#### DATA SUPPLIED ####

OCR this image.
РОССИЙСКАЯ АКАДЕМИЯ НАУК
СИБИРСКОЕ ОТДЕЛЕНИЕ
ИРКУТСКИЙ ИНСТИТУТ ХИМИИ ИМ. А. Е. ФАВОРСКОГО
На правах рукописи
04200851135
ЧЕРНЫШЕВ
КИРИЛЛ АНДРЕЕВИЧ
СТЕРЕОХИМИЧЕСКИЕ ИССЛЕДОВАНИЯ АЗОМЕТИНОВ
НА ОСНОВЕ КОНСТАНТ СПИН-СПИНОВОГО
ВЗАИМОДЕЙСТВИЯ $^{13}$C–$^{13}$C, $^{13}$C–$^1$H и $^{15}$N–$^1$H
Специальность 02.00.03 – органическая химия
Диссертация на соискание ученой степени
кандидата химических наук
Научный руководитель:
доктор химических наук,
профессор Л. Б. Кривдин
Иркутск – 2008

####

◆ **PROBLEM DESCRIPTION**: Identify the lines that contain the string "химических", and copy every one of them.

◆ **ANSWER TO THIS TASK**:
кандидата химических наук
доктор химических наук,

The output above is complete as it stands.